** Given exercise **
Repeat the lines that follow, leaving nothing out.

<<<<

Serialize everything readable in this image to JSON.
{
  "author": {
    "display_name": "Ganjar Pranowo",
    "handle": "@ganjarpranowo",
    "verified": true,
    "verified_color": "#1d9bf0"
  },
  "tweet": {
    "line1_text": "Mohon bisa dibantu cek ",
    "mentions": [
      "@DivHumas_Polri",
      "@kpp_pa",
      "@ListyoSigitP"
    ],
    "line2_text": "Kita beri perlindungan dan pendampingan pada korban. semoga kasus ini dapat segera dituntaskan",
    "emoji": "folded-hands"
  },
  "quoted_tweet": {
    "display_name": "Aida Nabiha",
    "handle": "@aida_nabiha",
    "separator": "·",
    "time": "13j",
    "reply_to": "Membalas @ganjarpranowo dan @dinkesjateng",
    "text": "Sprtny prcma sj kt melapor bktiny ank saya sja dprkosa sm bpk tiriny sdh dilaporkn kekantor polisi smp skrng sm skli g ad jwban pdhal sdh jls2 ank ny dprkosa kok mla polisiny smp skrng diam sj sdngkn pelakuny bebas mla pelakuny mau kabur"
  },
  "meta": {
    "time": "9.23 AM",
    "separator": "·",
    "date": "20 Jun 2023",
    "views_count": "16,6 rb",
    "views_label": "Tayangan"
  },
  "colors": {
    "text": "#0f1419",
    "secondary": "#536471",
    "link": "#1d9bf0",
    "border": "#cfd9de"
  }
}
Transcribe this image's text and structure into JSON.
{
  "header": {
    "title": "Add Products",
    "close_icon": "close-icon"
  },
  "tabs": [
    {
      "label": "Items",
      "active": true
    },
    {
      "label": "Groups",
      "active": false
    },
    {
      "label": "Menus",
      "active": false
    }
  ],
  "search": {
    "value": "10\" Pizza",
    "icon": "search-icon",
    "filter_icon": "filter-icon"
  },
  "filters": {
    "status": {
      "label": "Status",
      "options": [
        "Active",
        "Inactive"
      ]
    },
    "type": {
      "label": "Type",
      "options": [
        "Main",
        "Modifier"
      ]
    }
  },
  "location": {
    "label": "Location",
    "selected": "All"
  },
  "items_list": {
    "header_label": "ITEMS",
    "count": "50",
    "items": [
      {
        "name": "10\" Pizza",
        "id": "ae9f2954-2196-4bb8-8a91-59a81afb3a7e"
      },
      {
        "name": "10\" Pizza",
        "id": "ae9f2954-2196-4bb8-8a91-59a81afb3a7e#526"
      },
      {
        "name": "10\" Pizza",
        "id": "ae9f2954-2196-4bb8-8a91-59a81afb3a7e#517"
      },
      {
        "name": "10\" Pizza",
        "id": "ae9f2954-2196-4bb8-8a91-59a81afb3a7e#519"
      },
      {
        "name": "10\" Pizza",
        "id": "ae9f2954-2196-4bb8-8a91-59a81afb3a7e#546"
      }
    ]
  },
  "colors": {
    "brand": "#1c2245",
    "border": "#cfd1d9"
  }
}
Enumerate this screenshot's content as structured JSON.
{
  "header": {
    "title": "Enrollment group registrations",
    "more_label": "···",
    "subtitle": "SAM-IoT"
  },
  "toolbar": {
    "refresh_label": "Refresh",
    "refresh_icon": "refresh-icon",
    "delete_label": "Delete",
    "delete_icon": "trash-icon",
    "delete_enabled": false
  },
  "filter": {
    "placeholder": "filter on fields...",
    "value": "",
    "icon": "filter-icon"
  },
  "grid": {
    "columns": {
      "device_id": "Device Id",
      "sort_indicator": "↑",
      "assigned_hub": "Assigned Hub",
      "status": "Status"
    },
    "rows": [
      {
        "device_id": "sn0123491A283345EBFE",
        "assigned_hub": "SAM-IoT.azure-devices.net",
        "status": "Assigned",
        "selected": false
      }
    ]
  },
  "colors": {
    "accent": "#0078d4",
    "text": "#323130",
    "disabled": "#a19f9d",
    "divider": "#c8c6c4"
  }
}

>>>>

** Task output **
Serialize everything readable in this image to JSON.
{
  "author": {
    "display_name": "Ganjar Pranowo",
    "handle": "@ganjarpranowo",
    "verified": true,
    "verified_color": "#1d9bf0"
  },
  "tweet": {
    "line1_text": "Mohon bisa dibantu cek ",
    "mentions": [
      "@DivHumas_Polri",
      "@kpp_pa",
      "@ListyoSigitP"
    ],
    "line2_text": "Kita beri perlindungan dan pendampingan pada korban. semoga kasus ini dapat segera dituntaskan",
    "emoji": "folded-hands"
  },
  "quoted_tweet": {
    "display_name": "Aida Nabiha",
    "handle": "@aida_nabiha",
    "separator": "·",
    "time": "13j",
    "reply_to": "Membalas @ganjarpranowo dan @dinkesjateng",
    "text": "Sprtny prcma sj kt melapor bktiny ank saya sja dprkosa sm bpk tiriny sdh dilaporkn kekantor polisi smp skrng sm skli g ad jwban pdhal sdh jls2 ank ny dprkosa kok mla polisiny smp skrng diam sj sdngkn pelakuny bebas mla pelakuny mau kabur"
  },
  "meta": {
    "time": "9.23 AM",
    "separator": "·",
    "date": "20 Jun 2023",
    "views_count": "16,6 rb",
    "views_label": "Tayangan"
  },
  "colors": {
    "text": "#0f1419",
    "secondary": "#536471",
    "link": "#1d9bf0",
    "border": "#cfd9de"
  }
}
Transcribe this image's text and structure into JSON.
{
  "header": {
    "title": "Add Products",
    "close_icon": "close-icon"
  },
  "tabs": [
    {
      "label": "Items",
      "active": true
    },
    {
      "label": "Groups",
      "active": false
    },
    {
      "label": "Menus",
      "active": false
    }
  ],
  "search": {
    "value": "10\" Pizza",
    "icon": "search-icon",
    "filter_icon": "filter-icon"
  },
  "filters": {
    "status": {
      "label": "Status",
      "options": [
        "Active",
        "Inactive"
      ]
    },
    "type": {
      "label": "Type",
      "options": [
        "Main",
        "Modifier"
      ]
    }
  },
  "location": {
    "label": "Location",
    "selected": "All"
  },
  "items_list": {
    "header_label": "ITEMS",
    "count": "50",
    "items": [
      {
        "name": "10\" Pizza",
        "id": "ae9f2954-2196-4bb8-8a91-59a81afb3a7e"
      },
      {
        "name": "10\" Pizza",
        "id": "ae9f2954-2196-4bb8-8a91-59a81afb3a7e#526"
      },
      {
        "name": "10\" Pizza",
        "id": "ae9f2954-2196-4bb8-8a91-59a81afb3a7e#517"
      },
      {
        "name": "10\" Pizza",
        "id": "ae9f2954-2196-4bb8-8a91-59a81afb3a7e#519"
      },
      {
        "name": "10\" Pizza",
        "id": "ae9f2954-2196-4bb8-8a91-59a81afb3a7e#546"
      }
    ]
  },
  "colors": {
    "brand": "#1c2245",
    "border": "#cfd1d9"
  }
}
Enumerate this screenshot's content as structured JSON.
{
  "header": {
    "title": "Enrollment group registrations",
    "more_label": "···",
    "subtitle": "SAM-IoT"
  },
  "toolbar": {
    "refresh_label": "Refresh",
    "refresh_icon": "refresh-icon",
    "delete_label": "Delete",
    "delete_icon": "trash-icon",
    "delete_enabled": false
  },
  "filter": {
    "placeholder": "filter on fields...",
    "value": "",
    "icon": "filter-icon"
  },
  "grid": {
    "columns": {
      "device_id": "Device Id",
      "sort_indicator": "↑",
      "assigned_hub": "Assigned Hub",
      "status": "Status"
    },
    "rows": [
      {
        "device_id": "sn0123491A283345EBFE",
        "assigned_hub": "SAM-IoT.azure-devices.net",
        "status": "Assigned",
        "selected": false
      }
    ]
  },
  "colors": {
    "accent": "#0078d4",
    "text": "#323130",
    "disabled": "#a19f9d",
    "divider": "#c8c6c4"
  }
}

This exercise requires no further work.